Without the pictures, reproduce the records that follow exactly.

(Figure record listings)
Begin

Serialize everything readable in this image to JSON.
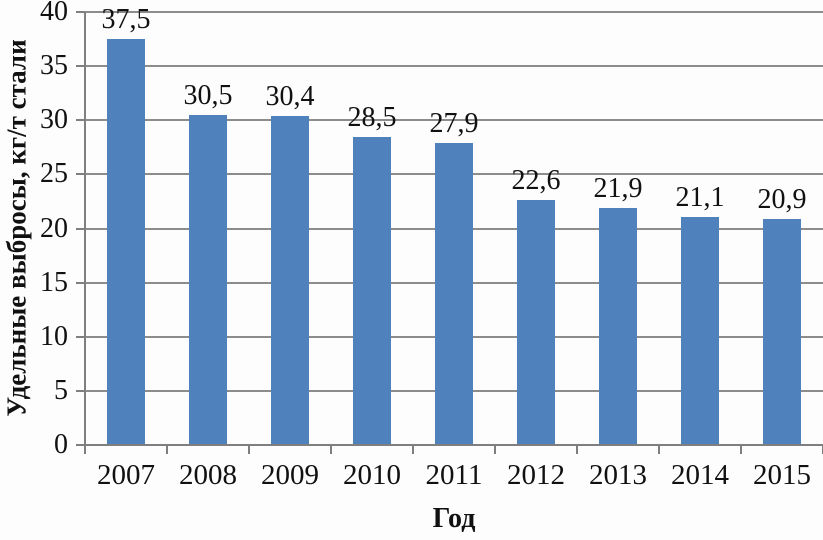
{
  "chart_data": {
    "type": "bar",
    "title": "",
    "categories": [
      "2007",
      "2008",
      "2009",
      "2010",
      "2011",
      "2012",
      "2013",
      "2014",
      "2015"
    ],
    "values": [
      37.5,
      30.5,
      30.4,
      28.5,
      27.9,
      22.6,
      21.9,
      21.1,
      20.9
    ],
    "value_labels": [
      "37,5",
      "30,5",
      "30,4",
      "28,5",
      "27,9",
      "22,6",
      "21,9",
      "21,1",
      "20,9"
    ],
    "xlabel": "Год",
    "ylabel": "Удельные выбросы, кг/т стали",
    "ylim": [
      0,
      40
    ],
    "yticks": [
      0,
      5,
      10,
      15,
      20,
      25,
      30,
      35,
      40
    ],
    "grid": "horizontal",
    "legend": "none",
    "bar_color": "#4f81bd",
    "gridline_color": "#8c8c8c",
    "axis_color": "#7f7f7f",
    "text_color": "#111111"
  }
}
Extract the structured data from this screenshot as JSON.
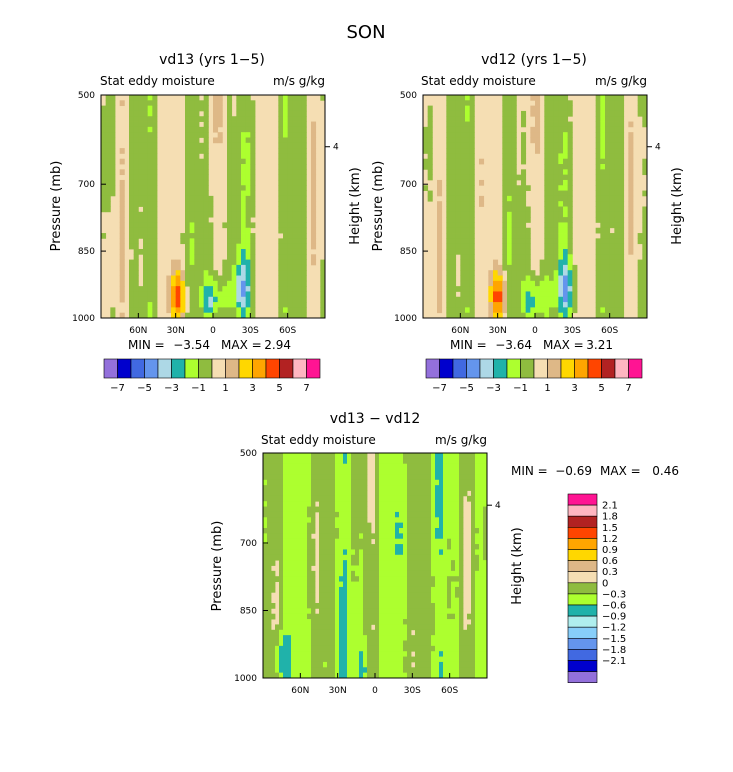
{
  "page_title": "SON",
  "palettes": {
    "full": [
      "#9370db",
      "#0000cd",
      "#4169e1",
      "#6495ed",
      "#add8e6",
      "#20b2aa",
      "#adff2f",
      "#8fbc3f",
      "#f5deb3",
      "#deb887",
      "#ffd700",
      "#ffa500",
      "#ff4500",
      "#b22222",
      "#ffb6c1",
      "#ff1493"
    ],
    "diff": [
      "#9370db",
      "#0000cd",
      "#4169e1",
      "#6495ed",
      "#87cefa",
      "#afeeee",
      "#20b2aa",
      "#adff2f",
      "#8fbc3f",
      "#f5deb3",
      "#deb887",
      "#ffd700",
      "#ffa500",
      "#ff4500",
      "#b22222",
      "#ffb6c1",
      "#ff1493"
    ]
  },
  "chart_data": [
    {
      "id": "p1",
      "type": "heatmap",
      "title": "vd13 (yrs 1−5)",
      "subtitle_left": "Stat eddy moisture",
      "subtitle_right": "m/s g/kg",
      "ylabel": "Pressure (mb)",
      "ylabel2": "Height (km)",
      "y_ticks": [
        {
          "v": 500,
          "label": "500"
        },
        {
          "v": 700,
          "label": "700"
        },
        {
          "v": 850,
          "label": "850"
        },
        {
          "v": 1000,
          "label": "1000"
        }
      ],
      "y2_ticks": [
        {
          "v": 4,
          "label": "4"
        }
      ],
      "x_ticks": [
        {
          "v": -60,
          "label": "60N"
        },
        {
          "v": -30,
          "label": "30N"
        },
        {
          "v": 0,
          "label": "0"
        },
        {
          "v": 30,
          "label": "30S"
        },
        {
          "v": 60,
          "label": "60S"
        }
      ],
      "xlim": [
        -90,
        90
      ],
      "ylim": [
        500,
        1000
      ],
      "min_label": "MIN =",
      "min_value": "−3.54",
      "max_label": "MAX =",
      "max_value": "2.94",
      "colorbar_labels": [
        "−7",
        "−5",
        "−3",
        "−1",
        "1",
        "3",
        "5",
        "7"
      ],
      "field": {
        "xmin": 1,
        "xmax": 3
      },
      "features": [
        {
          "x": -28,
          "y": 960,
          "v": 3
        },
        {
          "x": -30,
          "y": 930,
          "v": 1.5
        },
        {
          "x": -56,
          "y": 900,
          "v": 0.5
        },
        {
          "x": -2,
          "y": 960,
          "v": -3
        },
        {
          "x": 23,
          "y": 940,
          "v": -3.54
        },
        {
          "x": 7,
          "y": 950,
          "v": -1.5
        },
        {
          "x": 24,
          "y": 870,
          "v": -1.2
        }
      ]
    },
    {
      "id": "p2",
      "type": "heatmap",
      "title": "vd12 (yrs 1−5)",
      "subtitle_left": "Stat eddy moisture",
      "subtitle_right": "m/s g/kg",
      "ylabel": "Pressure (mb)",
      "ylabel2": "Height (km)",
      "y_ticks": [
        {
          "v": 500,
          "label": "500"
        },
        {
          "v": 700,
          "label": "700"
        },
        {
          "v": 850,
          "label": "850"
        },
        {
          "v": 1000,
          "label": "1000"
        }
      ],
      "y2_ticks": [
        {
          "v": 4,
          "label": "4"
        }
      ],
      "x_ticks": [
        {
          "v": -60,
          "label": "60N"
        },
        {
          "v": -30,
          "label": "30N"
        },
        {
          "v": 0,
          "label": "0"
        },
        {
          "v": 30,
          "label": "30S"
        },
        {
          "v": 60,
          "label": "60S"
        }
      ],
      "xlim": [
        -90,
        90
      ],
      "ylim": [
        500,
        1000
      ],
      "min_label": "MIN =",
      "min_value": "−3.64",
      "max_label": "MAX =",
      "max_value": "3.21",
      "colorbar_labels": [
        "−7",
        "−5",
        "−3",
        "−1",
        "1",
        "3",
        "5",
        "7"
      ],
      "field": {
        "xmin": 1,
        "xmax": 3
      },
      "features": [
        {
          "x": -29,
          "y": 960,
          "v": 3.2
        },
        {
          "x": -31,
          "y": 930,
          "v": 1.5
        },
        {
          "x": -60,
          "y": 910,
          "v": 0.5
        },
        {
          "x": -3,
          "y": 960,
          "v": -3
        },
        {
          "x": 25,
          "y": 940,
          "v": -3.64
        },
        {
          "x": 8,
          "y": 950,
          "v": -1.5
        },
        {
          "x": 25,
          "y": 870,
          "v": -1.2
        }
      ]
    },
    {
      "id": "p3",
      "type": "heatmap",
      "title": "vd13 − vd12",
      "subtitle_left": "Stat eddy moisture",
      "subtitle_right": "m/s g/kg",
      "ylabel": "Pressure (mb)",
      "ylabel2": "Height (km)",
      "y_ticks": [
        {
          "v": 500,
          "label": "500"
        },
        {
          "v": 700,
          "label": "700"
        },
        {
          "v": 850,
          "label": "850"
        },
        {
          "v": 1000,
          "label": "1000"
        }
      ],
      "y2_ticks": [
        {
          "v": 4,
          "label": "4"
        }
      ],
      "x_ticks": [
        {
          "v": -60,
          "label": "60N"
        },
        {
          "v": -30,
          "label": "30N"
        },
        {
          "v": 0,
          "label": "0"
        },
        {
          "v": 30,
          "label": "30S"
        },
        {
          "v": 60,
          "label": "60S"
        }
      ],
      "xlim": [
        -90,
        90
      ],
      "ylim": [
        500,
        1000
      ],
      "min_label": "MIN =",
      "min_value": "−0.69",
      "max_label": "MAX =",
      "max_value": "0.46",
      "colorbar_labels": [
        "2.1",
        "1.8",
        "1.5",
        "1.2",
        "0.9",
        "0.6",
        "0.3",
        "0",
        "−0.3",
        "−0.6",
        "−0.9",
        "−1.2",
        "−1.5",
        "−1.8",
        "−2.1"
      ],
      "field": {
        "xmin": 2,
        "xmax": 3
      },
      "features": [
        {
          "x": -75,
          "y": 960,
          "v": -0.5
        },
        {
          "x": -10,
          "y": 980,
          "v": -0.45
        }
      ]
    }
  ]
}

End

RESPONSE TO THE TASK ::
Serialize everything readable in this image to JSON.
{
  "chart_data": {
    "type": "bar",
    "title": "",
    "categories": [
      "2007",
      "2008",
      "2009",
      "2010",
      "2011",
      "2012",
      "2013",
      "2014",
      "2015"
    ],
    "values": [
      37.5,
      30.5,
      30.4,
      28.5,
      27.9,
      22.6,
      21.9,
      21.1,
      20.9
    ],
    "value_labels": [
      "37,5",
      "30,5",
      "30,4",
      "28,5",
      "27,9",
      "22,6",
      "21,9",
      "21,1",
      "20,9"
    ],
    "xlabel": "Год",
    "ylabel": "Удельные выбросы, кг/т стали",
    "ylim": [
      0,
      40
    ],
    "yticks": [
      0,
      5,
      10,
      15,
      20,
      25,
      30,
      35,
      40
    ],
    "grid": "horizontal",
    "legend": "none",
    "bar_color": "#4f81bd",
    "gridline_color": "#8c8c8c",
    "axis_color": "#7f7f7f",
    "text_color": "#111111"
  }
}
Extract the structured data from this screenshot as JSON.
{
  "page_title": "SON",
  "palettes": {
    "full": [
      "#9370db",
      "#0000cd",
      "#4169e1",
      "#6495ed",
      "#add8e6",
      "#20b2aa",
      "#adff2f",
      "#8fbc3f",
      "#f5deb3",
      "#deb887",
      "#ffd700",
      "#ffa500",
      "#ff4500",
      "#b22222",
      "#ffb6c1",
      "#ff1493"
    ],
    "diff": [
      "#9370db",
      "#0000cd",
      "#4169e1",
      "#6495ed",
      "#87cefa",
      "#afeeee",
      "#20b2aa",
      "#adff2f",
      "#8fbc3f",
      "#f5deb3",
      "#deb887",
      "#ffd700",
      "#ffa500",
      "#ff4500",
      "#b22222",
      "#ffb6c1",
      "#ff1493"
    ]
  },
  "chart_data": [
    {
      "id": "p1",
      "type": "heatmap",
      "title": "vd13 (yrs 1−5)",
      "subtitle_left": "Stat eddy moisture",
      "subtitle_right": "m/s g/kg",
      "ylabel": "Pressure (mb)",
      "ylabel2": "Height (km)",
      "y_ticks": [
        {
          "v": 500,
          "label": "500"
        },
        {
          "v": 700,
          "label": "700"
        },
        {
          "v": 850,
          "label": "850"
        },
        {
          "v": 1000,
          "label": "1000"
        }
      ],
      "y2_ticks": [
        {
          "v": 4,
          "label": "4"
        }
      ],
      "x_ticks": [
        {
          "v": -60,
          "label": "60N"
        },
        {
          "v": -30,
          "label": "30N"
        },
        {
          "v": 0,
          "label": "0"
        },
        {
          "v": 30,
          "label": "30S"
        },
        {
          "v": 60,
          "label": "60S"
        }
      ],
      "xlim": [
        -90,
        90
      ],
      "ylim": [
        500,
        1000
      ],
      "min_label": "MIN =",
      "min_value": "−3.54",
      "max_label": "MAX =",
      "max_value": "2.94",
      "colorbar_labels": [
        "−7",
        "−5",
        "−3",
        "−1",
        "1",
        "3",
        "5",
        "7"
      ],
      "field": {
        "xmin": 1,
        "xmax": 3
      },
      "features": [
        {
          "x": -28,
          "y": 960,
          "v": 3
        },
        {
          "x": -30,
          "y": 930,
          "v": 1.5
        },
        {
          "x": -56,
          "y": 900,
          "v": 0.5
        },
        {
          "x": -2,
          "y": 960,
          "v": -3
        },
        {
          "x": 23,
          "y": 940,
          "v": -3.54
        },
        {
          "x": 7,
          "y": 950,
          "v": -1.5
        },
        {
          "x": 24,
          "y": 870,
          "v": -1.2
        }
      ]
    },
    {
      "id": "p2",
      "type": "heatmap",
      "title": "vd12 (yrs 1−5)",
      "subtitle_left": "Stat eddy moisture",
      "subtitle_right": "m/s g/kg",
      "ylabel": "Pressure (mb)",
      "ylabel2": "Height (km)",
      "y_ticks": [
        {
          "v": 500,
          "label": "500"
        },
        {
          "v": 700,
          "label": "700"
        },
        {
          "v": 850,
          "label": "850"
        },
        {
          "v": 1000,
          "label": "1000"
        }
      ],
      "y2_ticks": [
        {
          "v": 4,
          "label": "4"
        }
      ],
      "x_ticks": [
        {
          "v": -60,
          "label": "60N"
        },
        {
          "v": -30,
          "label": "30N"
        },
        {
          "v": 0,
          "label": "0"
        },
        {
          "v": 30,
          "label": "30S"
        },
        {
          "v": 60,
          "label": "60S"
        }
      ],
      "xlim": [
        -90,
        90
      ],
      "ylim": [
        500,
        1000
      ],
      "min_label": "MIN =",
      "min_value": "−3.64",
      "max_label": "MAX =",
      "max_value": "3.21",
      "colorbar_labels": [
        "−7",
        "−5",
        "−3",
        "−1",
        "1",
        "3",
        "5",
        "7"
      ],
      "field": {
        "xmin": 1,
        "xmax": 3
      },
      "features": [
        {
          "x": -29,
          "y": 960,
          "v": 3.2
        },
        {
          "x": -31,
          "y": 930,
          "v": 1.5
        },
        {
          "x": -60,
          "y": 910,
          "v": 0.5
        },
        {
          "x": -3,
          "y": 960,
          "v": -3
        },
        {
          "x": 25,
          "y": 940,
          "v": -3.64
        },
        {
          "x": 8,
          "y": 950,
          "v": -1.5
        },
        {
          "x": 25,
          "y": 870,
          "v": -1.2
        }
      ]
    },
    {
      "id": "p3",
      "type": "heatmap",
      "title": "vd13 − vd12",
      "subtitle_left": "Stat eddy moisture",
      "subtitle_right": "m/s g/kg",
      "ylabel": "Pressure (mb)",
      "ylabel2": "Height (km)",
      "y_ticks": [
        {
          "v": 500,
          "label": "500"
        },
        {
          "v": 700,
          "label": "700"
        },
        {
          "v": 850,
          "label": "850"
        },
        {
          "v": 1000,
          "label": "1000"
        }
      ],
      "y2_ticks": [
        {
          "v": 4,
          "label": "4"
        }
      ],
      "x_ticks": [
        {
          "v": -60,
          "label": "60N"
        },
        {
          "v": -30,
          "label": "30N"
        },
        {
          "v": 0,
          "label": "0"
        },
        {
          "v": 30,
          "label": "30S"
        },
        {
          "v": 60,
          "label": "60S"
        }
      ],
      "xlim": [
        -90,
        90
      ],
      "ylim": [
        500,
        1000
      ],
      "min_label": "MIN =",
      "min_value": "−0.69",
      "max_label": "MAX =",
      "max_value": "0.46",
      "colorbar_labels": [
        "2.1",
        "1.8",
        "1.5",
        "1.2",
        "0.9",
        "0.6",
        "0.3",
        "0",
        "−0.3",
        "−0.6",
        "−0.9",
        "−1.2",
        "−1.5",
        "−1.8",
        "−2.1"
      ],
      "field": {
        "xmin": 2,
        "xmax": 3
      },
      "features": [
        {
          "x": -75,
          "y": 960,
          "v": -0.5
        },
        {
          "x": -10,
          "y": 980,
          "v": -0.45
        }
      ]
    }
  ]
}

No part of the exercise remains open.